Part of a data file
## begin
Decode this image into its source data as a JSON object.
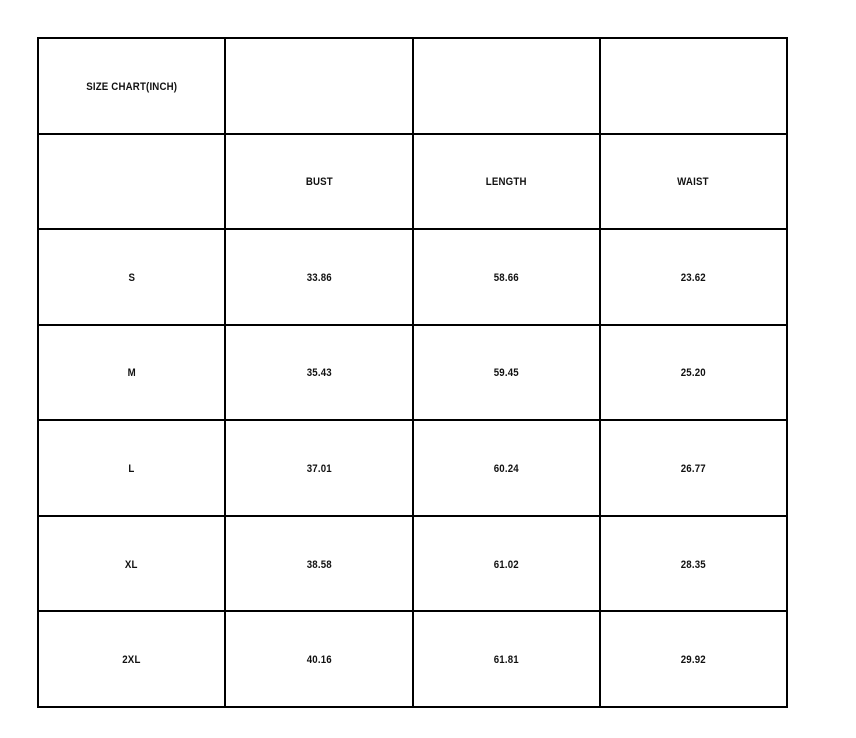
{
  "page": {
    "background_color": "#ffffff",
    "border_color": "#000000",
    "text_color": "#111111"
  },
  "size_chart": {
    "title": "SIZE CHART(INCH)",
    "unit": "INCH",
    "column_headers": {
      "bust": "BUST",
      "length": "LENGTH",
      "waist": "WAIST"
    },
    "rows": [
      {
        "size": "S",
        "bust": "33.86",
        "length": "58.66",
        "waist": "23.62"
      },
      {
        "size": "M",
        "bust": "35.43",
        "length": "59.45",
        "waist": "25.20"
      },
      {
        "size": "L",
        "bust": "37.01",
        "length": "60.24",
        "waist": "26.77"
      },
      {
        "size": "XL",
        "bust": "38.58",
        "length": "61.02",
        "waist": "28.35"
      },
      {
        "size": "2XL",
        "bust": "40.16",
        "length": "61.81",
        "waist": "29.92"
      }
    ]
  }
}
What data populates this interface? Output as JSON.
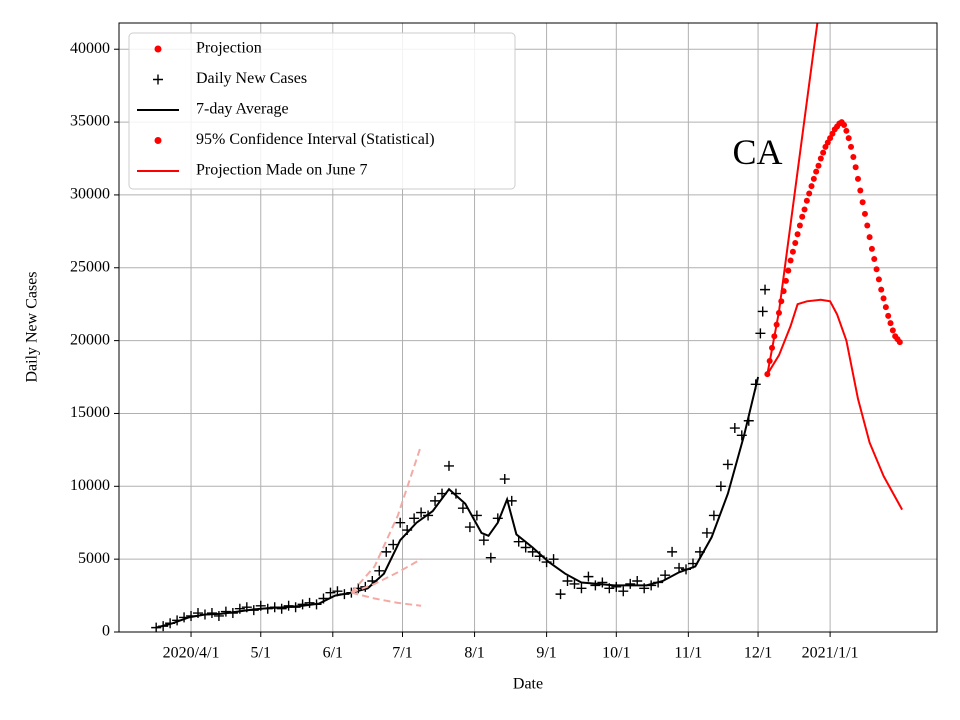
## end
Pull out the lines above in which the word "waist" appears.

### FINISHED TASK
      "waist": "WAIST"
        "waist": "23.62"
        "waist": "25.20"
        "waist": "26.77"
        "waist": "28.35"
        "waist": "29.92"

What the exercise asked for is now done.